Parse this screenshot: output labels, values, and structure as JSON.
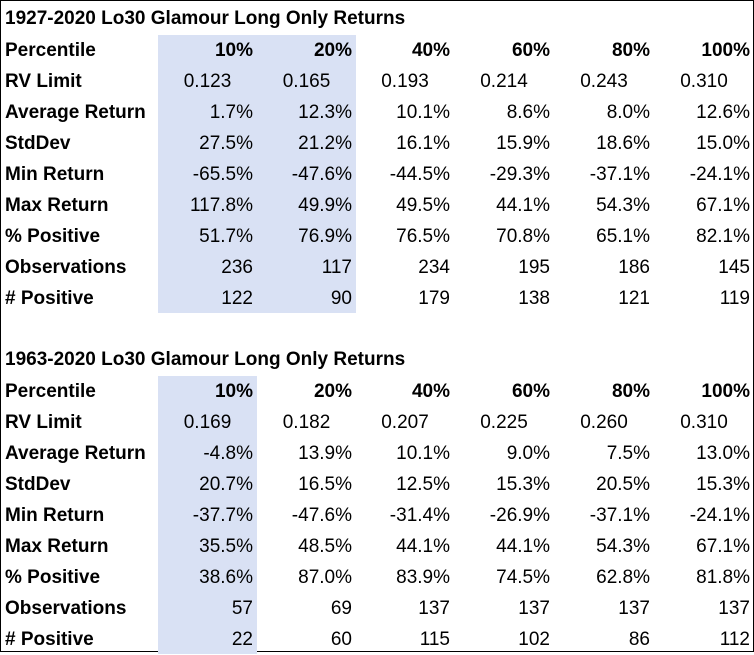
{
  "tables": [
    {
      "title": "1927-2020 Lo30 Glamour Long Only Returns",
      "header_label": "Percentile",
      "columns": [
        "10%",
        "20%",
        "40%",
        "60%",
        "80%",
        "100%"
      ],
      "highlight_columns": [
        "10%",
        "20%"
      ],
      "rows": [
        {
          "label": "RV Limit",
          "values": [
            "0.123",
            "0.165",
            "0.193",
            "0.214",
            "0.243",
            "0.310"
          ]
        },
        {
          "label": "Average Return",
          "values": [
            "1.7%",
            "12.3%",
            "10.1%",
            "8.6%",
            "8.0%",
            "12.6%"
          ]
        },
        {
          "label": "StdDev",
          "values": [
            "27.5%",
            "21.2%",
            "16.1%",
            "15.9%",
            "18.6%",
            "15.0%"
          ]
        },
        {
          "label": "Min Return",
          "values": [
            "-65.5%",
            "-47.6%",
            "-44.5%",
            "-29.3%",
            "-37.1%",
            "-24.1%"
          ]
        },
        {
          "label": "Max Return",
          "values": [
            "117.8%",
            "49.9%",
            "49.5%",
            "44.1%",
            "54.3%",
            "67.1%"
          ]
        },
        {
          "label": "% Positive",
          "values": [
            "51.7%",
            "76.9%",
            "76.5%",
            "70.8%",
            "65.1%",
            "82.1%"
          ]
        },
        {
          "label": "Observations",
          "values": [
            "236",
            "117",
            "234",
            "195",
            "186",
            "145"
          ]
        },
        {
          "label": "# Positive",
          "values": [
            "122",
            "90",
            "179",
            "138",
            "121",
            "119"
          ]
        }
      ]
    },
    {
      "title": "1963-2020 Lo30 Glamour Long Only Returns",
      "header_label": "Percentile",
      "columns": [
        "10%",
        "20%",
        "40%",
        "60%",
        "80%",
        "100%"
      ],
      "highlight_columns": [
        "10%"
      ],
      "rows": [
        {
          "label": "RV Limit",
          "values": [
            "0.169",
            "0.182",
            "0.207",
            "0.225",
            "0.260",
            "0.310"
          ]
        },
        {
          "label": "Average Return",
          "values": [
            "-4.8%",
            "13.9%",
            "10.1%",
            "9.0%",
            "7.5%",
            "13.0%"
          ]
        },
        {
          "label": "StdDev",
          "values": [
            "20.7%",
            "16.5%",
            "12.5%",
            "15.3%",
            "20.5%",
            "15.3%"
          ]
        },
        {
          "label": "Min Return",
          "values": [
            "-37.7%",
            "-47.6%",
            "-31.4%",
            "-26.9%",
            "-37.1%",
            "-24.1%"
          ]
        },
        {
          "label": "Max Return",
          "values": [
            "35.5%",
            "48.5%",
            "44.1%",
            "44.1%",
            "54.3%",
            "67.1%"
          ]
        },
        {
          "label": "% Positive",
          "values": [
            "38.6%",
            "87.0%",
            "83.9%",
            "74.5%",
            "62.8%",
            "81.8%"
          ]
        },
        {
          "label": "Observations",
          "values": [
            "57",
            "69",
            "137",
            "137",
            "137",
            "137"
          ]
        },
        {
          "label": "# Positive",
          "values": [
            "22",
            "60",
            "115",
            "102",
            "86",
            "112"
          ]
        }
      ]
    }
  ],
  "colors": {
    "highlight": "#d9e1f4",
    "text": "#000000",
    "background": "#ffffff"
  }
}
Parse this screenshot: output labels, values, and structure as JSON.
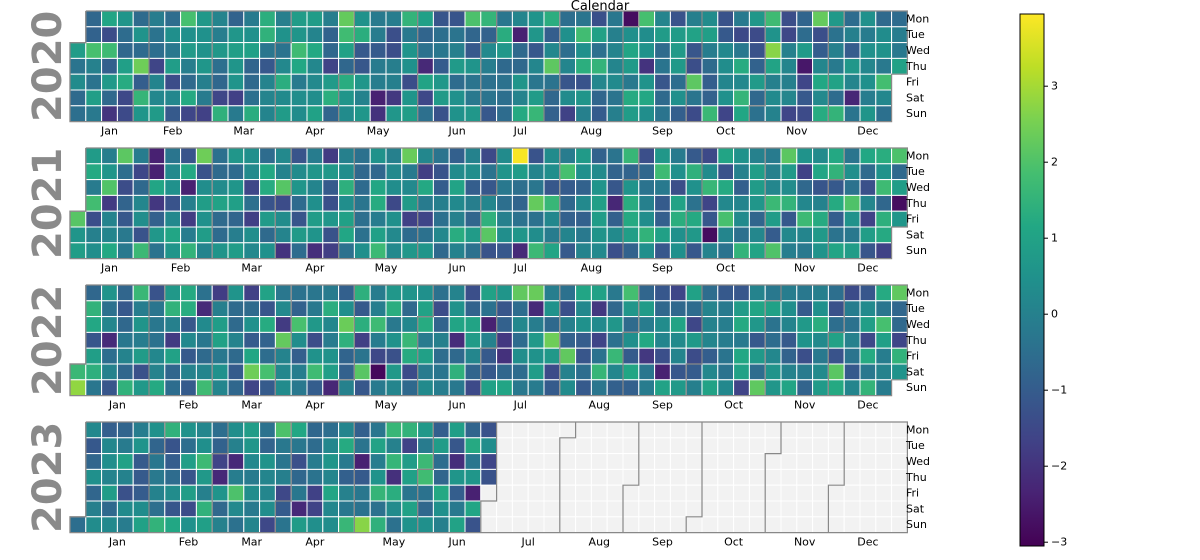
{
  "chart_data": {
    "type": "heatmap",
    "title": "Calendar",
    "colormap": "viridis",
    "colorbar": {
      "min": -3.05,
      "max": 3.95,
      "ticks": [
        -3,
        -2,
        -1,
        0,
        1,
        2,
        3
      ],
      "tick_labels": [
        "−3",
        "−2",
        "−1",
        "0",
        "1",
        "2",
        "3"
      ]
    },
    "day_labels": [
      "Mon",
      "Tue",
      "Wed",
      "Thu",
      "Fri",
      "Sat",
      "Sun"
    ],
    "month_labels": [
      "Jan",
      "Feb",
      "Mar",
      "Apr",
      "May",
      "Jun",
      "Jul",
      "Aug",
      "Sep",
      "Oct",
      "Nov",
      "Dec"
    ],
    "data_start": "2020-01-01",
    "data_end": "2023-06-29",
    "missing_color": "#f2f2f2",
    "highlights": [
      {
        "date": "2021-07-12",
        "value": 3.9
      },
      {
        "date": "2021-12-30",
        "value": -2.8
      },
      {
        "date": "2022-01-02",
        "value": 2.8
      },
      {
        "date": "2022-05-14",
        "value": -2.9
      },
      {
        "date": "2020-08-31",
        "value": -2.8
      },
      {
        "date": "2020-11-04",
        "value": 2.7
      },
      {
        "date": "2023-05-07",
        "value": 2.7
      },
      {
        "date": "2020-11-19",
        "value": -2.6
      },
      {
        "date": "2021-10-09",
        "value": -2.8
      }
    ],
    "years": [
      {
        "year": "2020"
      },
      {
        "year": "2021"
      },
      {
        "year": "2022"
      },
      {
        "year": "2023"
      }
    ]
  }
}
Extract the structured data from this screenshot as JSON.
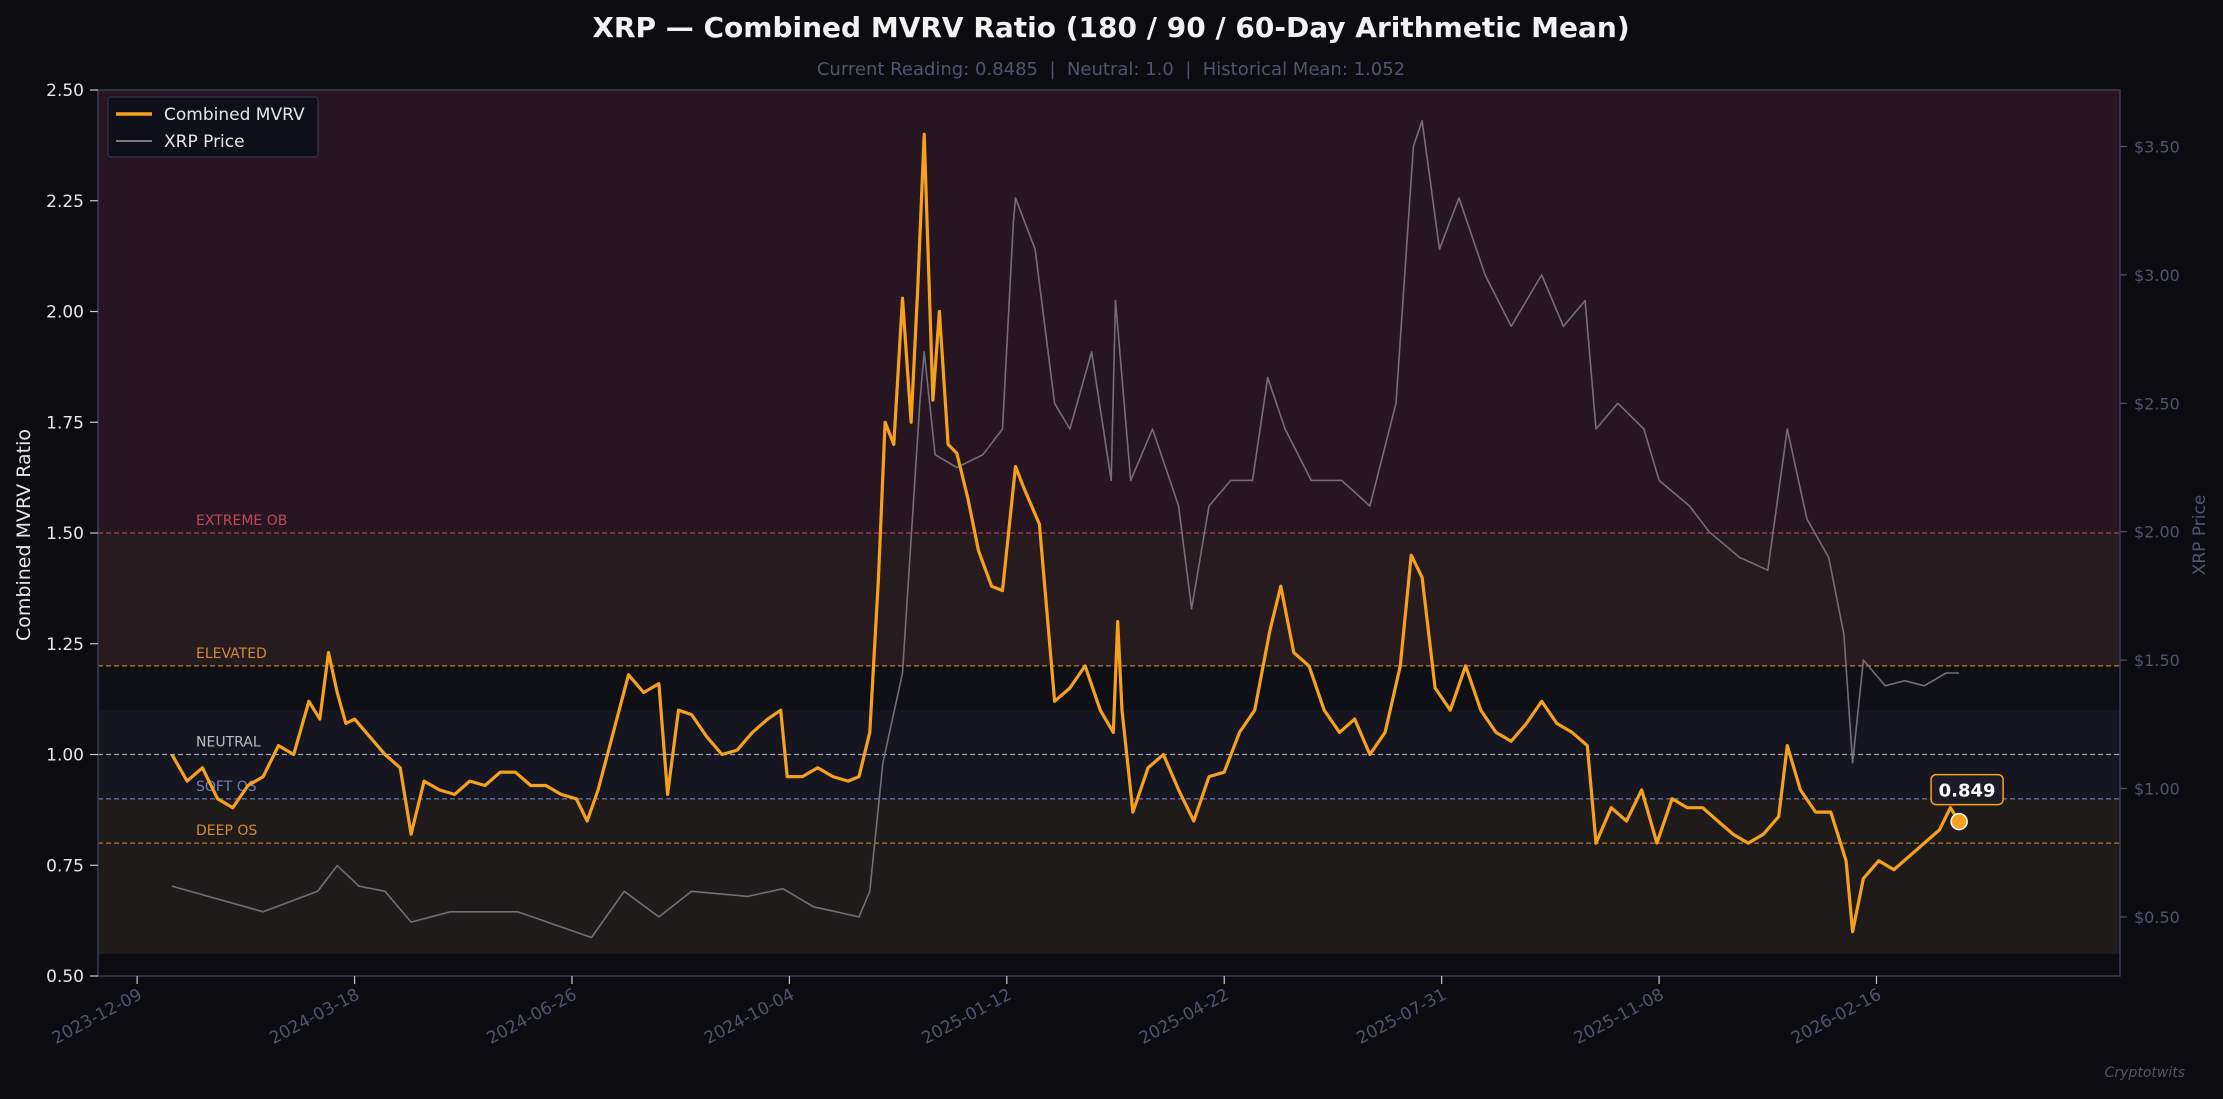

===

--- WHAT TO PRODUCE ---
Quote the data exactly, leaving every image out of the copy.

--- COMPLETE RESPONSE ---
Parse this screenshot: output labels, values, and structure as JSON.
{
  "tables": [
    {
      "title": "1927-2020 Lo30 Glamour Long Only Returns",
      "header_label": "Percentile",
      "columns": [
        "10%",
        "20%",
        "40%",
        "60%",
        "80%",
        "100%"
      ],
      "highlight_columns": [
        "10%",
        "20%"
      ],
      "rows": [
        {
          "label": "RV Limit",
          "values": [
            "0.123",
            "0.165",
            "0.193",
            "0.214",
            "0.243",
            "0.310"
          ]
        },
        {
          "label": "Average Return",
          "values": [
            "1.7%",
            "12.3%",
            "10.1%",
            "8.6%",
            "8.0%",
            "12.6%"
          ]
        },
        {
          "label": "StdDev",
          "values": [
            "27.5%",
            "21.2%",
            "16.1%",
            "15.9%",
            "18.6%",
            "15.0%"
          ]
        },
        {
          "label": "Min Return",
          "values": [
            "-65.5%",
            "-47.6%",
            "-44.5%",
            "-29.3%",
            "-37.1%",
            "-24.1%"
          ]
        },
        {
          "label": "Max Return",
          "values": [
            "117.8%",
            "49.9%",
            "49.5%",
            "44.1%",
            "54.3%",
            "67.1%"
          ]
        },
        {
          "label": "% Positive",
          "values": [
            "51.7%",
            "76.9%",
            "76.5%",
            "70.8%",
            "65.1%",
            "82.1%"
          ]
        },
        {
          "label": "Observations",
          "values": [
            "236",
            "117",
            "234",
            "195",
            "186",
            "145"
          ]
        },
        {
          "label": "# Positive",
          "values": [
            "122",
            "90",
            "179",
            "138",
            "121",
            "119"
          ]
        }
      ]
    },
    {
      "title": "1963-2020 Lo30 Glamour Long Only Returns",
      "header_label": "Percentile",
      "columns": [
        "10%",
        "20%",
        "40%",
        "60%",
        "80%",
        "100%"
      ],
      "highlight_columns": [
        "10%"
      ],
      "rows": [
        {
          "label": "RV Limit",
          "values": [
            "0.169",
            "0.182",
            "0.207",
            "0.225",
            "0.260",
            "0.310"
          ]
        },
        {
          "label": "Average Return",
          "values": [
            "-4.8%",
            "13.9%",
            "10.1%",
            "9.0%",
            "7.5%",
            "13.0%"
          ]
        },
        {
          "label": "StdDev",
          "values": [
            "20.7%",
            "16.5%",
            "12.5%",
            "15.3%",
            "20.5%",
            "15.3%"
          ]
        },
        {
          "label": "Min Return",
          "values": [
            "-37.7%",
            "-47.6%",
            "-31.4%",
            "-26.9%",
            "-37.1%",
            "-24.1%"
          ]
        },
        {
          "label": "Max Return",
          "values": [
            "35.5%",
            "48.5%",
            "44.1%",
            "44.1%",
            "54.3%",
            "67.1%"
          ]
        },
        {
          "label": "% Positive",
          "values": [
            "38.6%",
            "87.0%",
            "83.9%",
            "74.5%",
            "62.8%",
            "81.8%"
          ]
        },
        {
          "label": "Observations",
          "values": [
            "57",
            "69",
            "137",
            "137",
            "137",
            "137"
          ]
        },
        {
          "label": "# Positive",
          "values": [
            "22",
            "60",
            "115",
            "102",
            "86",
            "112"
          ]
        }
      ]
    }
  ],
  "colors": {
    "highlight": "#d9e1f4",
    "text": "#000000",
    "background": "#ffffff"
  }
}
Parse this screenshot: output labels, values, and structure as JSON.
{
  "chart_data": {
    "type": "heatmap",
    "title": "Calendar",
    "colormap": "viridis",
    "colorbar": {
      "min": -3.05,
      "max": 3.95,
      "ticks": [
        -3,
        -2,
        -1,
        0,
        1,
        2,
        3
      ],
      "tick_labels": [
        "−3",
        "−2",
        "−1",
        "0",
        "1",
        "2",
        "3"
      ]
    },
    "day_labels": [
      "Mon",
      "Tue",
      "Wed",
      "Thu",
      "Fri",
      "Sat",
      "Sun"
    ],
    "month_labels": [
      "Jan",
      "Feb",
      "Mar",
      "Apr",
      "May",
      "Jun",
      "Jul",
      "Aug",
      "Sep",
      "Oct",
      "Nov",
      "Dec"
    ],
    "data_start": "2020-01-01",
    "data_end": "2023-06-29",
    "missing_color": "#f2f2f2",
    "highlights": [
      {
        "date": "2021-07-12",
        "value": 3.9
      },
      {
        "date": "2021-12-30",
        "value": -2.8
      },
      {
        "date": "2022-01-02",
        "value": 2.8
      },
      {
        "date": "2022-05-14",
        "value": -2.9
      },
      {
        "date": "2020-08-31",
        "value": -2.8
      },
      {
        "date": "2020-11-04",
        "value": 2.7
      },
      {
        "date": "2023-05-07",
        "value": 2.7
      },
      {
        "date": "2020-11-19",
        "value": -2.6
      },
      {
        "date": "2021-10-09",
        "value": -2.8
      }
    ],
    "years": [
      {
        "year": "2020"
      },
      {
        "year": "2021"
      },
      {
        "year": "2022"
      },
      {
        "year": "2023"
      }
    ]
  }
}
Extract the structured data from this screenshot as JSON.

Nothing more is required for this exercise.